## EXERCISE DIRECTIONS
Every entry below must be repeated exactly; skip the pictures.

= = = = = = =

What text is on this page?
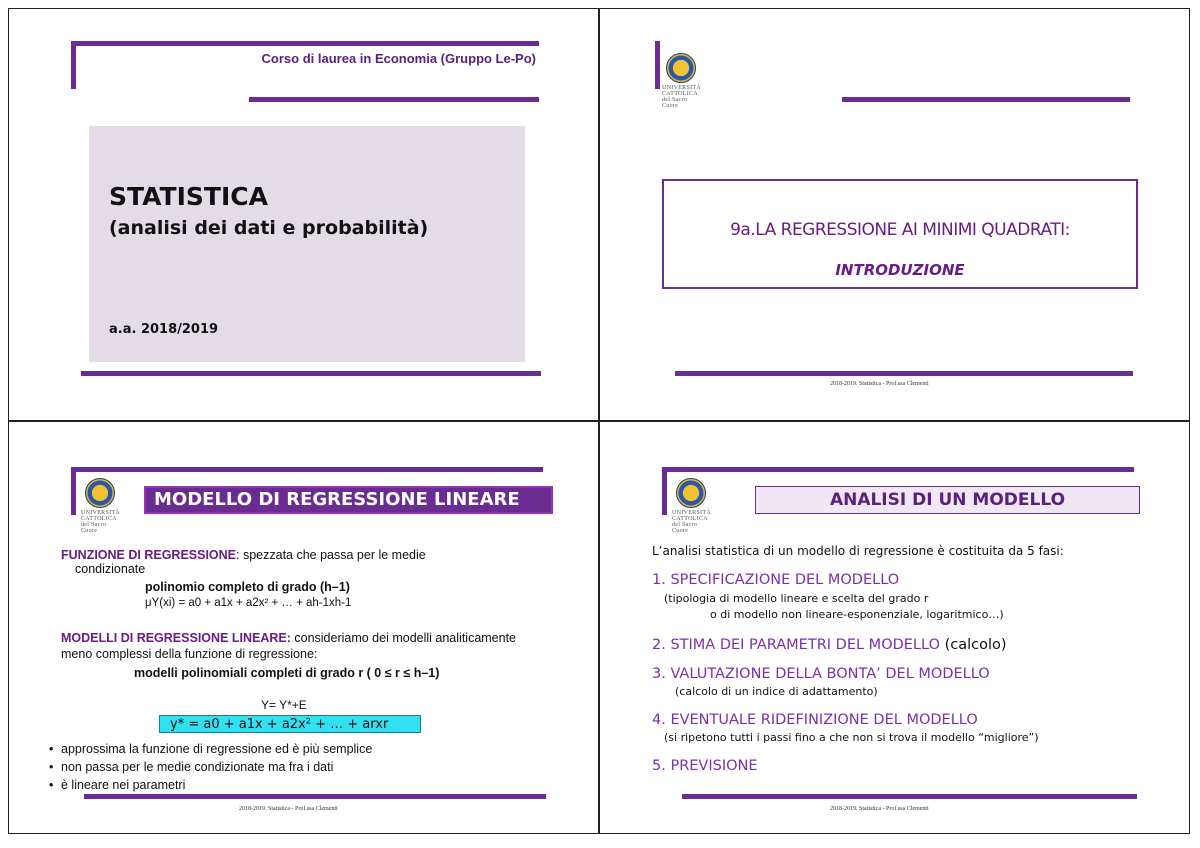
Corso di laurea in Economia (Gruppo Le-Po)
STATISTICA
(analisi dei dati e probabilità)
a.a. 2018/2019
UNIVERSITÀ CATTOLICA del Sacro Cuore
9a.LA REGRESSIONE AI MINIMI QUADRATI:
INTRODUZIONE
2018-2019. Statistica - Prof.ssa Clementi
UNIVERSITÀ CATTOLICA del Sacro Cuore
MODELLO DI REGRESSIONE LINEARE
FUNZIONE DI REGRESSIONE: spezzata che passa per le medie
condizionate
polinomio completo di grado (h–1)
μY(xi) = a0 + a1x + a2x² + … + ah-1xh-1
MODELLI DI REGRESSIONE LINEARE: consideriamo dei modelli analiticamente
meno complessi della funzione di regressione:
modelli polinomiali completi di grado r ( 0 ≤ r ≤ h–1)
Y= Y*+E
y* = a0 + a1x + a2x² + … + arxr
• approssima la funzione di regressione ed è più semplice
• non passa per le medie condizionate ma fra i dati
• è lineare nei parametri
2018-2019. Statistica - Prof.ssa Clementi
UNIVERSITÀ CATTOLICA del Sacro Cuore
ANALISI DI UN MODELLO
L’analisi statistica di un modello di regressione è costituita da 5 fasi:
1. SPECIFICAZIONE DEL MODELLO
(tipologia di modello lineare e scelta del grado r
o di modello non lineare-esponenziale, logaritmico…)
2. STIMA DEI PARAMETRI DEL MODELLO (calcolo)
3. VALUTAZIONE DELLA BONTA’ DEL MODELLO
(calcolo di un indice di adattamento)
4. EVENTUALE RIDEFINIZIONE DEL MODELLO
(si ripetono tutti i passi fino a che non si trova il modello “migliore”)
5. PREVISIONE
2018-2019. Statistica - Prof.ssa Clementi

= = = = = = =

## FINAL RESULT
What text is on this page?
Corso di laurea in Economia (Gruppo Le-Po)
STATISTICA
(analisi dei dati e probabilità)
a.a. 2018/2019
UNIVERSITÀ CATTOLICA del Sacro Cuore
9a.LA REGRESSIONE AI MINIMI QUADRATI:
INTRODUZIONE
2018-2019. Statistica - Prof.ssa Clementi
UNIVERSITÀ CATTOLICA del Sacro Cuore
MODELLO DI REGRESSIONE LINEARE
FUNZIONE DI REGRESSIONE: spezzata che passa per le medie
condizionate
polinomio completo di grado (h–1)
μY(xi) = a0 + a1x + a2x² + … + ah-1xh-1
MODELLI DI REGRESSIONE LINEARE: consideriamo dei modelli analiticamente
meno complessi della funzione di regressione:
modelli polinomiali completi di grado r ( 0 ≤ r ≤ h–1)
Y= Y*+E
y* = a0 + a1x + a2x² + … + arxr
• approssima la funzione di regressione ed è più semplice
• non passa per le medie condizionate ma fra i dati
• è lineare nei parametri
2018-2019. Statistica - Prof.ssa Clementi
UNIVERSITÀ CATTOLICA del Sacro Cuore
ANALISI DI UN MODELLO
L’analisi statistica di un modello di regressione è costituita da 5 fasi:
1. SPECIFICAZIONE DEL MODELLO
(tipologia di modello lineare e scelta del grado r
o di modello non lineare-esponenziale, logaritmico…)
2. STIMA DEI PARAMETRI DEL MODELLO (calcolo)
3. VALUTAZIONE DELLA BONTA’ DEL MODELLO
(calcolo di un indice di adattamento)
4. EVENTUALE RIDEFINIZIONE DEL MODELLO
(si ripetono tutti i passi fino a che non si trova il modello “migliore”)
5. PREVISIONE
2018-2019. Statistica - Prof.ssa Clementi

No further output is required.